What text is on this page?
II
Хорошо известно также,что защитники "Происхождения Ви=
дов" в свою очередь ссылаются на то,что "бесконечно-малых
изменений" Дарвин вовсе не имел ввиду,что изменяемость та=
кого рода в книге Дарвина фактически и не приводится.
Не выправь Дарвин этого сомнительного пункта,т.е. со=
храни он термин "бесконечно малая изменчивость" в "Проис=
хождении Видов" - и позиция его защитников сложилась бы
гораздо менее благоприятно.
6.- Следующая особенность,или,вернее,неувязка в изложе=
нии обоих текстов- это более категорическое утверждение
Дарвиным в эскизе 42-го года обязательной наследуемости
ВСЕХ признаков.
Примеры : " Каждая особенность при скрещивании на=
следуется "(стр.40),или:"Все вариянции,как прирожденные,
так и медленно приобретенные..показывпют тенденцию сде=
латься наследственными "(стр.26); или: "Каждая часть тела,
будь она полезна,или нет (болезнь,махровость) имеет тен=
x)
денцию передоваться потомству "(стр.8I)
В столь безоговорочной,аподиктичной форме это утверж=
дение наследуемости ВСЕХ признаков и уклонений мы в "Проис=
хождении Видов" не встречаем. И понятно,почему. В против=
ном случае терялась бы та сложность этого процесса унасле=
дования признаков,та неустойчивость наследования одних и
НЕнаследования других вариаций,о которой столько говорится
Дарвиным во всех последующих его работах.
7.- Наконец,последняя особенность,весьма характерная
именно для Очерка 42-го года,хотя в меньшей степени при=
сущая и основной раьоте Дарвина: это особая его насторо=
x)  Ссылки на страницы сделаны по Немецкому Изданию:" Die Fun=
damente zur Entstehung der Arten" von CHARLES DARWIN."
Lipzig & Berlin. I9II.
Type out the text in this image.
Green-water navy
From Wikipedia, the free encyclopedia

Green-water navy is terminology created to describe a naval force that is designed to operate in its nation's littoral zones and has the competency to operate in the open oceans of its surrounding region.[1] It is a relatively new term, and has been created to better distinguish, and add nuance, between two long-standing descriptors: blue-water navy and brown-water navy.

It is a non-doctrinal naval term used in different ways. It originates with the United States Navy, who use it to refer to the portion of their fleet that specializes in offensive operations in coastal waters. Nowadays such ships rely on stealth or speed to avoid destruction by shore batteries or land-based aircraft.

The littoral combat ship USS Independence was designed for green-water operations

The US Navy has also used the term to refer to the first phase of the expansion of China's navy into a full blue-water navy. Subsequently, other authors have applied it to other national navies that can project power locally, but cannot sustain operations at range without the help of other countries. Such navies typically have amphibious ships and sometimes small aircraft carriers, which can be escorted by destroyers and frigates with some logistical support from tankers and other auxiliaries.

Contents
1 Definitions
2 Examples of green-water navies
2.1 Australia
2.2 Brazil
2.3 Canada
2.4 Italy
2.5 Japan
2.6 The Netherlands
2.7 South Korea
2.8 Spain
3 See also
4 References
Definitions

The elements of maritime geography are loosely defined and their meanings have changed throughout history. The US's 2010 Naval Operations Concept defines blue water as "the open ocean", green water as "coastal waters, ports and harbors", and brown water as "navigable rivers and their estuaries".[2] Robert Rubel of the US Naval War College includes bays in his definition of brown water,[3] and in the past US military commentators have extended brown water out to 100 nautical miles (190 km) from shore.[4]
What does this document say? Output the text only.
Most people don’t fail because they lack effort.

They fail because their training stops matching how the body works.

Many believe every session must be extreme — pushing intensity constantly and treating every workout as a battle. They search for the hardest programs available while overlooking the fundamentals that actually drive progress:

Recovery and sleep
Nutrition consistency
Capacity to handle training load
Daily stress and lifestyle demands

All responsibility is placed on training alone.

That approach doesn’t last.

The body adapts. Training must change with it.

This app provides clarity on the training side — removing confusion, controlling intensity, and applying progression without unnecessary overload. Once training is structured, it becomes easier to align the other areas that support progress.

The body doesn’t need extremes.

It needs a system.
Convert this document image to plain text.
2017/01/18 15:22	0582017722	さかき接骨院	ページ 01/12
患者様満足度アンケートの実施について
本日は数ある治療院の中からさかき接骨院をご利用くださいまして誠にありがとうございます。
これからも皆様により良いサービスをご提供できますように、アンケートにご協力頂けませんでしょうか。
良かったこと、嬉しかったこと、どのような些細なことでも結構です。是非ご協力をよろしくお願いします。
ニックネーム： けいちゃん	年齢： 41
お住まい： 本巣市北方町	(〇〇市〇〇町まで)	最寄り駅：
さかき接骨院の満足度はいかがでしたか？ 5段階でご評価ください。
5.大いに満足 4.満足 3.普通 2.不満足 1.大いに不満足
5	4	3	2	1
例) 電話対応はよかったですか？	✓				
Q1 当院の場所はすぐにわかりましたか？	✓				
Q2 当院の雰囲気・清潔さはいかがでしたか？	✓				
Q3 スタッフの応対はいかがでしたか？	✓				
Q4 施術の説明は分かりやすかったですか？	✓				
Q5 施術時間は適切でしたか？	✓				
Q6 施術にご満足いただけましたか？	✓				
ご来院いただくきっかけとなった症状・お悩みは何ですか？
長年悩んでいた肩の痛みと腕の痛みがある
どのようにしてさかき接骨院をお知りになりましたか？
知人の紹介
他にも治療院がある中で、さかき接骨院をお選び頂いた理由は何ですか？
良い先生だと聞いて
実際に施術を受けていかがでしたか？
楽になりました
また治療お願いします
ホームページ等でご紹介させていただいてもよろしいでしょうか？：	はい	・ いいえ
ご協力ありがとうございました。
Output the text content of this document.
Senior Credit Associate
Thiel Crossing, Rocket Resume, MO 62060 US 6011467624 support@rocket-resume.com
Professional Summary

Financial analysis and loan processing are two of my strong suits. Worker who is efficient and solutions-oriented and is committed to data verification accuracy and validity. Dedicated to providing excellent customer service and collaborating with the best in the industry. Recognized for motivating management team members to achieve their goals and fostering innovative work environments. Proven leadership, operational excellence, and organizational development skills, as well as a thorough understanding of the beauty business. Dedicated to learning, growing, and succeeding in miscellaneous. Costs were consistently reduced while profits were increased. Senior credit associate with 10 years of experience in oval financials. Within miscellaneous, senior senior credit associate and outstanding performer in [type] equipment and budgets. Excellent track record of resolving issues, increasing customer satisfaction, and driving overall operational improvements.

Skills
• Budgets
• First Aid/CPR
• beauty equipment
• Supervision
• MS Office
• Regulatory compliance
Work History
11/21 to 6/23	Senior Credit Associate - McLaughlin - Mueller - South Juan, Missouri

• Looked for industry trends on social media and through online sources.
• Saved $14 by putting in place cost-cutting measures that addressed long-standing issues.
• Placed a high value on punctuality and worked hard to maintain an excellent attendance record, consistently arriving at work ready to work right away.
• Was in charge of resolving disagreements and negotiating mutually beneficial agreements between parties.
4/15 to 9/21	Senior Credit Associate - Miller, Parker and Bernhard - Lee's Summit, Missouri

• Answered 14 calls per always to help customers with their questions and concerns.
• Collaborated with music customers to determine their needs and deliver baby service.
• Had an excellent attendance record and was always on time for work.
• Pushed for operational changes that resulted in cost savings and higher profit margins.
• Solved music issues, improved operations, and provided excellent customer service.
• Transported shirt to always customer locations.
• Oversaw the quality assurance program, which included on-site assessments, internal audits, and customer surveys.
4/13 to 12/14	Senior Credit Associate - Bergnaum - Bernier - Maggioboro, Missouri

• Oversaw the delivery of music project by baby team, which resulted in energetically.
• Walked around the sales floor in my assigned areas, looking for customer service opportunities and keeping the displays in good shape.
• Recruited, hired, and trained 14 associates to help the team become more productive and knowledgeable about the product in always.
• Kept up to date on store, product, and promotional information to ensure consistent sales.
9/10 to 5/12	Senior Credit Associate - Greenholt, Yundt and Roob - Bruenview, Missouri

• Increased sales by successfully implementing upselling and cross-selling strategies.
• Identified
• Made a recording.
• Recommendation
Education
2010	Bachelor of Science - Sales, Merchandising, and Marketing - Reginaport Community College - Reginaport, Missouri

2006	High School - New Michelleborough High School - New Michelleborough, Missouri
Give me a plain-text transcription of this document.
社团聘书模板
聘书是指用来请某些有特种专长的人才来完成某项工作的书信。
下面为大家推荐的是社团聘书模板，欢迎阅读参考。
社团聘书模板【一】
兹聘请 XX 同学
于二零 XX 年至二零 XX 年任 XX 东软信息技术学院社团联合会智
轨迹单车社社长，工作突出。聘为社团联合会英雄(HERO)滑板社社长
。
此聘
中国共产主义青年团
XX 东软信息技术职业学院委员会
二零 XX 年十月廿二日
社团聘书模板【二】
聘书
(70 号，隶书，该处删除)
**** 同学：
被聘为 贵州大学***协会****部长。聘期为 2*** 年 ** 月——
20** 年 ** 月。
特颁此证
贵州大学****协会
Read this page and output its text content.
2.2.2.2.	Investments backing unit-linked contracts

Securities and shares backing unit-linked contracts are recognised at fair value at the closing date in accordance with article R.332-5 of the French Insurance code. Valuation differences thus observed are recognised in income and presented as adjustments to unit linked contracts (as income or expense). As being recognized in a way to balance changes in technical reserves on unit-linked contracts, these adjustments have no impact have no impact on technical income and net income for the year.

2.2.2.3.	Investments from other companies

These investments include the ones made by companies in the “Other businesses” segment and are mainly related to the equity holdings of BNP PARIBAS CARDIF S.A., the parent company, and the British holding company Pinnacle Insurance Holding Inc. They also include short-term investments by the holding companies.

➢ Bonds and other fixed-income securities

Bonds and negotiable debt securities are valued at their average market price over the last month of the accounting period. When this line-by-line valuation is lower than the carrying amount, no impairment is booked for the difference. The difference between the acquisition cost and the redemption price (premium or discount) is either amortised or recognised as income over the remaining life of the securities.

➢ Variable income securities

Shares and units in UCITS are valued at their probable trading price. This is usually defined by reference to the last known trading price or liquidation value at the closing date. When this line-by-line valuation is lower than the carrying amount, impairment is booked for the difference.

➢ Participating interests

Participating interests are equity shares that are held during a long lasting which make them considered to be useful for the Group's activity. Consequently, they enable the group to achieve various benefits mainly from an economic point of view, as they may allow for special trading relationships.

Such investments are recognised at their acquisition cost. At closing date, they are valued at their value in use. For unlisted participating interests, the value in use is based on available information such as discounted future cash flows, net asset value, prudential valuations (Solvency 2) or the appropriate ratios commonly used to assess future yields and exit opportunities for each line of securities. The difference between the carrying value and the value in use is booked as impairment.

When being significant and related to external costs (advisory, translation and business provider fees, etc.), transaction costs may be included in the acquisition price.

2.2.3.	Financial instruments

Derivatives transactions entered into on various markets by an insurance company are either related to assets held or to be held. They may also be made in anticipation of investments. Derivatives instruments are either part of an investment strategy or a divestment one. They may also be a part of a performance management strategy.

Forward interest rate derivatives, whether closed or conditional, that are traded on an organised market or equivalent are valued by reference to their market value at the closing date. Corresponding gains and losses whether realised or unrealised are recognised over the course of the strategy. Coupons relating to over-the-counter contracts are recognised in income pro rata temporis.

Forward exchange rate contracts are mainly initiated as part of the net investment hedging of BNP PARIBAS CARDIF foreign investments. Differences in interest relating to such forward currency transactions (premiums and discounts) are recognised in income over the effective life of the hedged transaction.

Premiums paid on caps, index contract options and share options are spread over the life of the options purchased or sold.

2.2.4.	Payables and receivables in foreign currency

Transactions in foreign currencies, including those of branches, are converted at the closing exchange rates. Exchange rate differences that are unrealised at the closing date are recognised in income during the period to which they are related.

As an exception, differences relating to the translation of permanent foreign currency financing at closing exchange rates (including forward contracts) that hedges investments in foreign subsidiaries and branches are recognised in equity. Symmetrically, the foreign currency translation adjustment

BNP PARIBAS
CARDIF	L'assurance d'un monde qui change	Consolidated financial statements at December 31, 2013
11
---*---
(GOAL):
Check each line of the records for the word "currency" and extract those that contain it.

(OUTPUT):
Forward exchange rate contracts are mainly initiated as part of the net investment hedging of BNP PARIBAS CARDIF foreign investments. Differences in interest relating to such forward currency transactions (premiums and discounts) are recognised in income over the effective life of the hedged transaction.
2.2.4.	Payables and receivables in foreign currency
As an exception, differences relating to the translation of permanent foreign currency financing at closing exchange rates (including forward contracts) that hedges investments in foreign subsidiaries and branches are recognised in equity. Symmetrically, the foreign currency translation adjustment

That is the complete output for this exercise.